What you should do
Find every line with the word "this". Copy those lines.

[Dataset entries]
_ _ _ _

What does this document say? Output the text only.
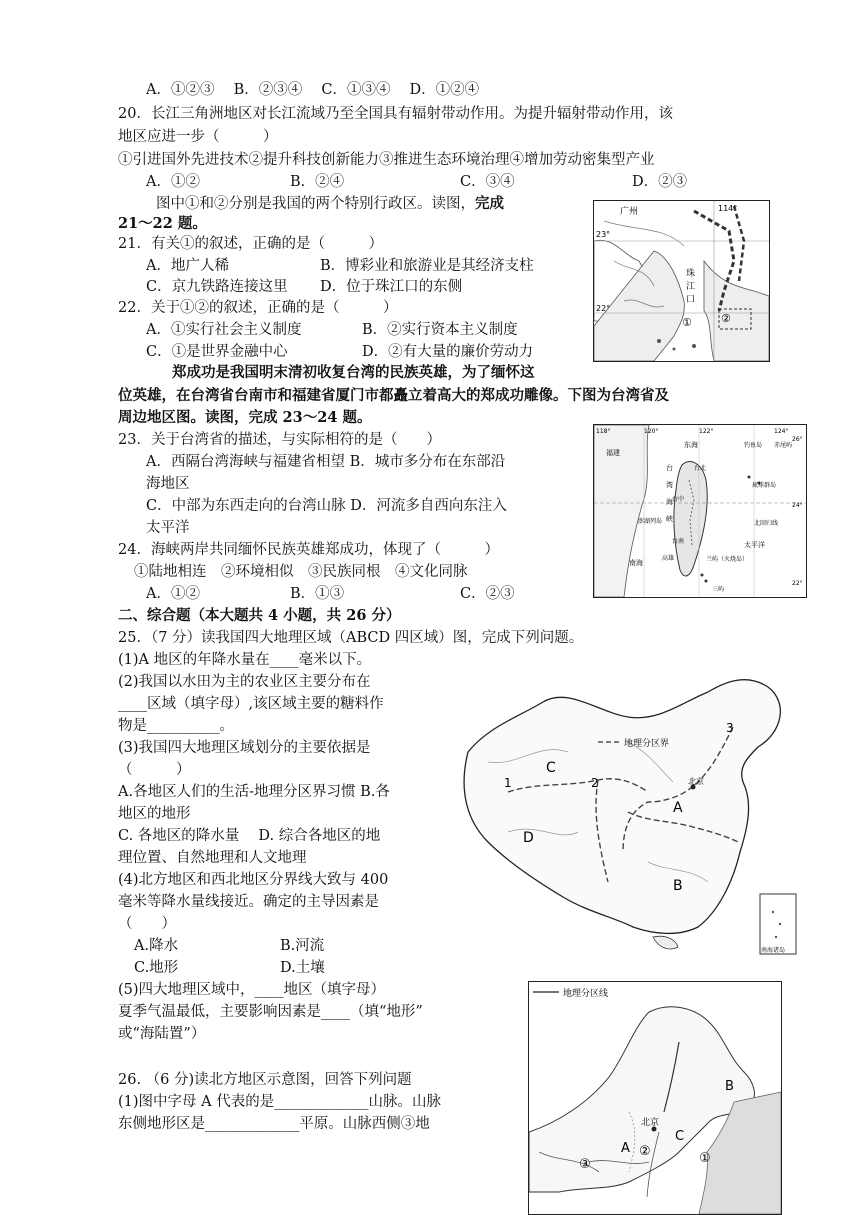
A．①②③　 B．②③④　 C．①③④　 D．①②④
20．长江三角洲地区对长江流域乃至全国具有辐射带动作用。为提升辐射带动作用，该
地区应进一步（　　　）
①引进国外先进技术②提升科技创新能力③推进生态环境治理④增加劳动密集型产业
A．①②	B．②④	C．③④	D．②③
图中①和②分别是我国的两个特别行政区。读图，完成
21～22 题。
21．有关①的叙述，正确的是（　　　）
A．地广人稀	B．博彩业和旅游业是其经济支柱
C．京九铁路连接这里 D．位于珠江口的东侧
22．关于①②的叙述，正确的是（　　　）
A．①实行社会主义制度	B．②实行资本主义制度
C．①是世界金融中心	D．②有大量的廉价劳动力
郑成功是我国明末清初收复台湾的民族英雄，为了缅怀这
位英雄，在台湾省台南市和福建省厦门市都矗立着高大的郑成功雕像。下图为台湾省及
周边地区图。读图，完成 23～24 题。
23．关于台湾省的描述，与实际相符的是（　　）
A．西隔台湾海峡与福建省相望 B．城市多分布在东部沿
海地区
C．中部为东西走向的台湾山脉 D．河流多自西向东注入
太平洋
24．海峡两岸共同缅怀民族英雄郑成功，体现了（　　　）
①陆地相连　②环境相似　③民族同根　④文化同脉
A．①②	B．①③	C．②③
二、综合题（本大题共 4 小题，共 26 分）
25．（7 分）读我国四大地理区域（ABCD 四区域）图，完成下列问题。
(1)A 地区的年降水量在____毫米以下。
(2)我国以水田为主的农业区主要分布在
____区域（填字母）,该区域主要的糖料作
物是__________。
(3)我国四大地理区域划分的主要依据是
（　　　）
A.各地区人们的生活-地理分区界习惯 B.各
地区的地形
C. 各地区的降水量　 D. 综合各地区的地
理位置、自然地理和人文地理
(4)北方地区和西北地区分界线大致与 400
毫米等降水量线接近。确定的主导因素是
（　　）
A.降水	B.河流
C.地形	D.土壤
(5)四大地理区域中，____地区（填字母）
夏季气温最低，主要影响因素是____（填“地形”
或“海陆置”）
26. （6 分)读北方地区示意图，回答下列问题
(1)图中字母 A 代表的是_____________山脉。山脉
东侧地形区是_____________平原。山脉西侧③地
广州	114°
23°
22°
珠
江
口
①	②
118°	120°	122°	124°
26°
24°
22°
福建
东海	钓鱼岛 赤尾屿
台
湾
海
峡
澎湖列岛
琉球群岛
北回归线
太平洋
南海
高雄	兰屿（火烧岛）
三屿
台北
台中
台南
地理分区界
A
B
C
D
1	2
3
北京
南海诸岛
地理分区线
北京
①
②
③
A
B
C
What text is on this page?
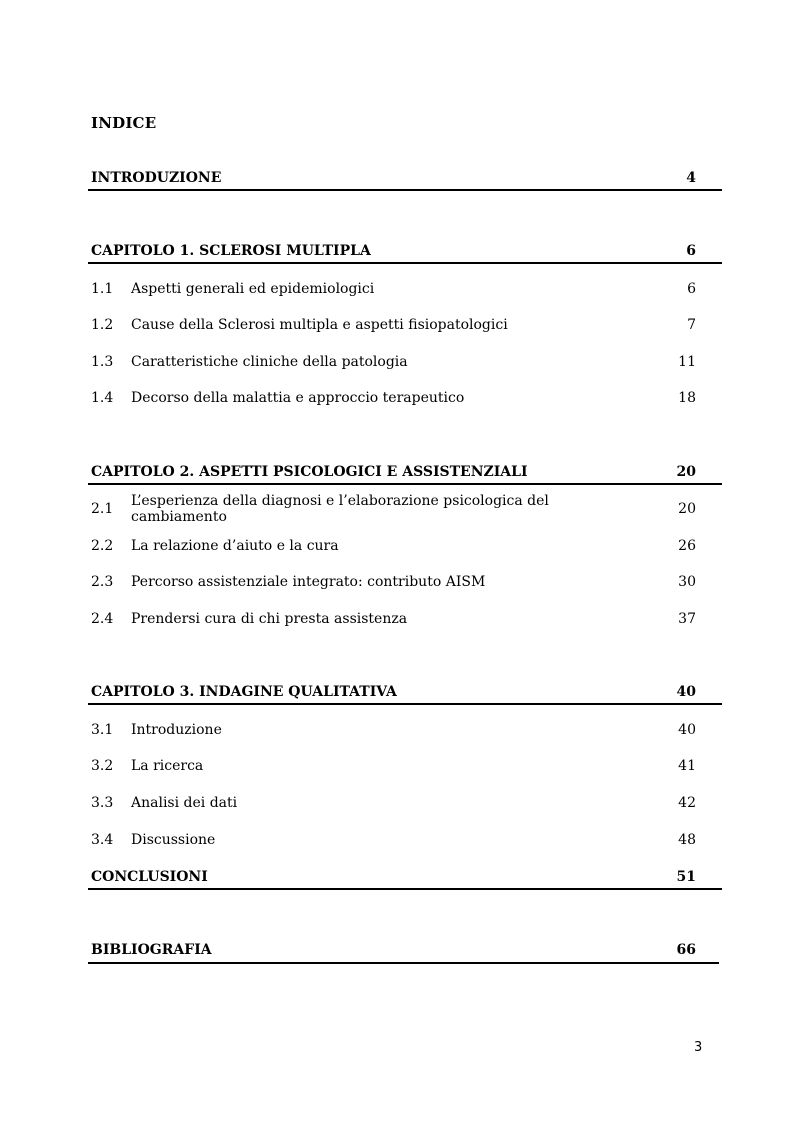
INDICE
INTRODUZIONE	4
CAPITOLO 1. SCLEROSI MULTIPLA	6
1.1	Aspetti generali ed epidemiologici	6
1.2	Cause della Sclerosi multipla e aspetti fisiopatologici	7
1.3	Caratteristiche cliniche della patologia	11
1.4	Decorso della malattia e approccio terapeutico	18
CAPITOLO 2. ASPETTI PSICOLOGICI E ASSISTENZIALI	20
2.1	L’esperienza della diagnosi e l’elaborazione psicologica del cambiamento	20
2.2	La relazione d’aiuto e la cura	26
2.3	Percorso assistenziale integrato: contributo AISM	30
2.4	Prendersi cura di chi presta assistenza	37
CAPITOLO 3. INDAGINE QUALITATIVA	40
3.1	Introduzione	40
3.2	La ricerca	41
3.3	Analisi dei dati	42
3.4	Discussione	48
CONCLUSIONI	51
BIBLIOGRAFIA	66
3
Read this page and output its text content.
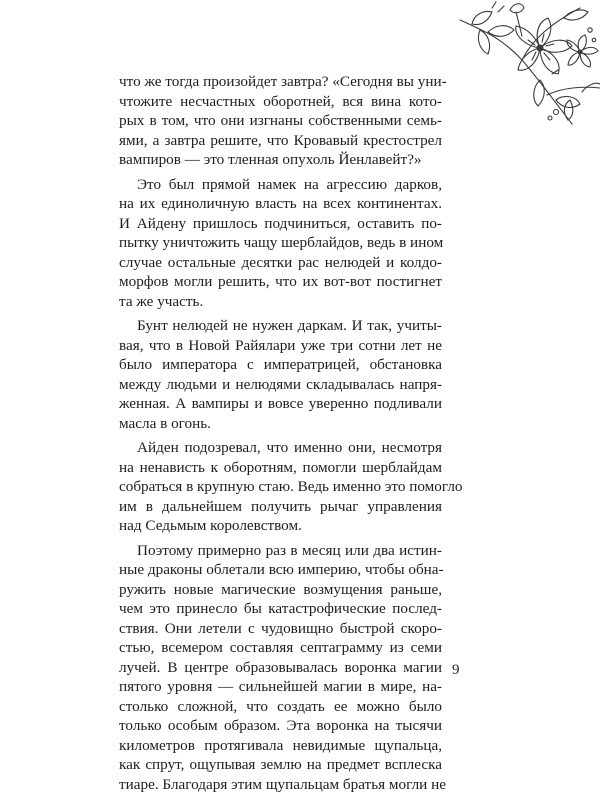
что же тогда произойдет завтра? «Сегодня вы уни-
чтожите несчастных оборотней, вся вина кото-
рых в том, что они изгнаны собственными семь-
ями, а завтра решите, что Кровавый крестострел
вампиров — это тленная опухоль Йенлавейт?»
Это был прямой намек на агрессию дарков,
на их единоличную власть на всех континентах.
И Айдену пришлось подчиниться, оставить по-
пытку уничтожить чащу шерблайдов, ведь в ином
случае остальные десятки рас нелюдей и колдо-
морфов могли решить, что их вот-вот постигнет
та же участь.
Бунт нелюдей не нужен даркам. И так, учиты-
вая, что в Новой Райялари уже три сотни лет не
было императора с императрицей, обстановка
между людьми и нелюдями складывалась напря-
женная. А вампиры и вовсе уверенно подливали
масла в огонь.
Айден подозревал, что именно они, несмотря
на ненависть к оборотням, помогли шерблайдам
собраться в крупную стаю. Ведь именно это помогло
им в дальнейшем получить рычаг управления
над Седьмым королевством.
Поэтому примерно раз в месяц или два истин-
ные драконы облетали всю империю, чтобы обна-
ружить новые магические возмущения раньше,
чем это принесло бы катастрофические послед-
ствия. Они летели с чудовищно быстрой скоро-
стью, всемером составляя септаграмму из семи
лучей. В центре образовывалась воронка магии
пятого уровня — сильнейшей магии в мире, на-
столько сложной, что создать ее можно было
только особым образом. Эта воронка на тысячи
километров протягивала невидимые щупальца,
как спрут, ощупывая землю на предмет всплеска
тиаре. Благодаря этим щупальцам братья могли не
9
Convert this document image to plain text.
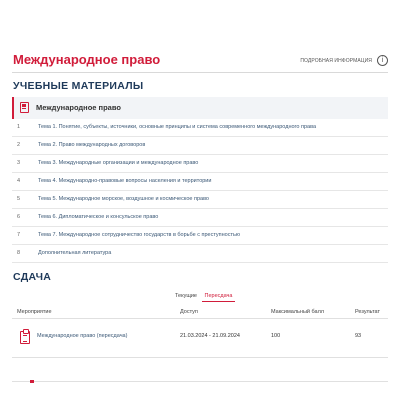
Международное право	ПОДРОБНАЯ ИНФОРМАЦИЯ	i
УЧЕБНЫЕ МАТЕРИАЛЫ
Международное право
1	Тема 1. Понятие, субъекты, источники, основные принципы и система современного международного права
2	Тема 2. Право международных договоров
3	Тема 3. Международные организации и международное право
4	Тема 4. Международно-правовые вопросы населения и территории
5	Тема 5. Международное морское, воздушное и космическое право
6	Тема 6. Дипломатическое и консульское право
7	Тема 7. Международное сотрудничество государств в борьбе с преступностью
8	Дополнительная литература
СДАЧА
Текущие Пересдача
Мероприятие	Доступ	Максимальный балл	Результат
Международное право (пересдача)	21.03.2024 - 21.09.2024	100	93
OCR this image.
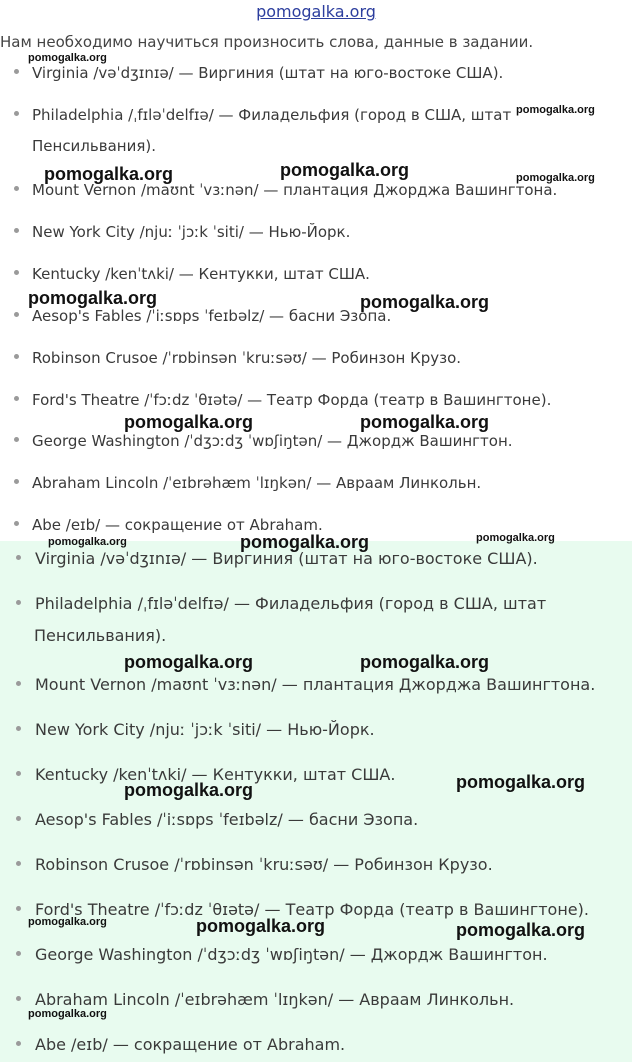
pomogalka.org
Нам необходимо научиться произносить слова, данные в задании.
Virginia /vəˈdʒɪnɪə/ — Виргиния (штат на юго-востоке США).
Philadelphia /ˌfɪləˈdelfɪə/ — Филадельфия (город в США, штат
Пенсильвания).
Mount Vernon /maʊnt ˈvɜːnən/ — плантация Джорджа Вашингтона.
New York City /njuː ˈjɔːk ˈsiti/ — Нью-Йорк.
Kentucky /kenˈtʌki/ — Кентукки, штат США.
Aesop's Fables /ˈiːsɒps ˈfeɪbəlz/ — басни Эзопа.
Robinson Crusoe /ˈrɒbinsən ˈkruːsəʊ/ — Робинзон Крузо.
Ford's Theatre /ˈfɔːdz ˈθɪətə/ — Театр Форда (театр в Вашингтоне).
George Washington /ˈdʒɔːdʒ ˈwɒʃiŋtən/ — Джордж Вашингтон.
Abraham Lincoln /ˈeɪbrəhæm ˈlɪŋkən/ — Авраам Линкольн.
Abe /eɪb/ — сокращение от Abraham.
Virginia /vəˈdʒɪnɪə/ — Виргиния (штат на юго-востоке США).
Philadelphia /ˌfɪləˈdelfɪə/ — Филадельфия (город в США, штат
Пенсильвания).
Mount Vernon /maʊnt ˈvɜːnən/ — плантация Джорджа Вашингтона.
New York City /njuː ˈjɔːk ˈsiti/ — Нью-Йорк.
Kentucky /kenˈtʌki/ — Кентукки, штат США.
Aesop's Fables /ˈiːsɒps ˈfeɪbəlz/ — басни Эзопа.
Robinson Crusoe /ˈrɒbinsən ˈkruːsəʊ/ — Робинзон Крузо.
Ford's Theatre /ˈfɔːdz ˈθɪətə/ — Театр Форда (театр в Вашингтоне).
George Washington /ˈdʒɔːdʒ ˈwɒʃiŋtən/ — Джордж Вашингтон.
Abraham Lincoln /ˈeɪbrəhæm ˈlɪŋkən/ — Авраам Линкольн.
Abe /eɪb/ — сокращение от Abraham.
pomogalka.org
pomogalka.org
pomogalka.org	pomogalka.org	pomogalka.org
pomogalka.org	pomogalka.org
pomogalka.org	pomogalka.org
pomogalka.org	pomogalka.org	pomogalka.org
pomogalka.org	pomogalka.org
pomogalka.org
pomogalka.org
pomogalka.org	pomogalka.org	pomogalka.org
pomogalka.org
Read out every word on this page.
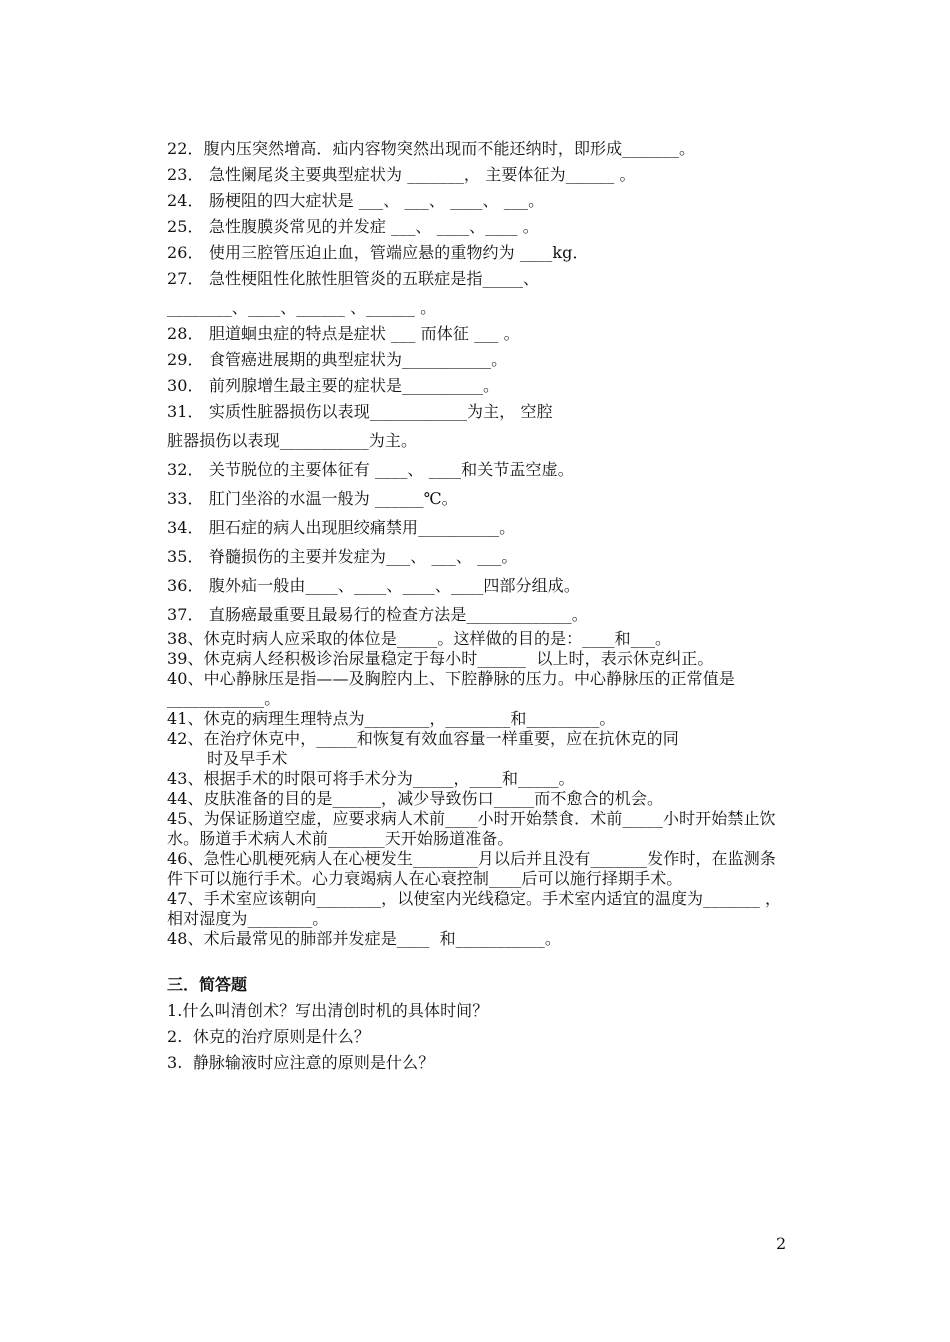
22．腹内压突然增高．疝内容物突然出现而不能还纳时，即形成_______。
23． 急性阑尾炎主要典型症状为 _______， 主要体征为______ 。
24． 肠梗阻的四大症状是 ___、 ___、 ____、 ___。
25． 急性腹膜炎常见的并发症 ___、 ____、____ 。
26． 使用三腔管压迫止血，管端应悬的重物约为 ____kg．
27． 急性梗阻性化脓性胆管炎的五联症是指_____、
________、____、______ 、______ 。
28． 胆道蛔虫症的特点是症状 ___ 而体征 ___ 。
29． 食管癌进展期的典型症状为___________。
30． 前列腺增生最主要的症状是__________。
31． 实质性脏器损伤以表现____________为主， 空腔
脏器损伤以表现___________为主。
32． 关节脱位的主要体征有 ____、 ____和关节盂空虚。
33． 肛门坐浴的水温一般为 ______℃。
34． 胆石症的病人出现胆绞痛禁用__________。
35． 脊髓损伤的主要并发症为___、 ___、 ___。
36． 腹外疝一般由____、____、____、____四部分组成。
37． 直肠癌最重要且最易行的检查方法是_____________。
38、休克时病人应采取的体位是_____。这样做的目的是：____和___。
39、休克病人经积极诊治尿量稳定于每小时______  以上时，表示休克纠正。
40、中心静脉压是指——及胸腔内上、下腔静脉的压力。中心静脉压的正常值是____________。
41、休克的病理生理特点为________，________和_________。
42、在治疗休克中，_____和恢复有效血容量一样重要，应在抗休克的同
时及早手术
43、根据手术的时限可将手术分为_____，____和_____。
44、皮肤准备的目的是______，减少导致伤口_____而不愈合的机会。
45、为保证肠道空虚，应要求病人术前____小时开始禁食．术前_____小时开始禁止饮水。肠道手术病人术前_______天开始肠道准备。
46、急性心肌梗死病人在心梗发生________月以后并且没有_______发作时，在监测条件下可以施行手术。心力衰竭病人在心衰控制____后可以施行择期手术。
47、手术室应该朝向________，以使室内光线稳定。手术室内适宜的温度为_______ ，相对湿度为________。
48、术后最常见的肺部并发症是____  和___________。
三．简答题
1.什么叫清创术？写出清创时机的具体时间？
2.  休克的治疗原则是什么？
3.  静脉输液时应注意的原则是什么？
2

_ _ _ _

Exercise output
What does this document say? Output the text only.
What text is on this page?
Read this page and output its text content.
Convert this document image to plain text.
OCR this image.
Read out every word on this page.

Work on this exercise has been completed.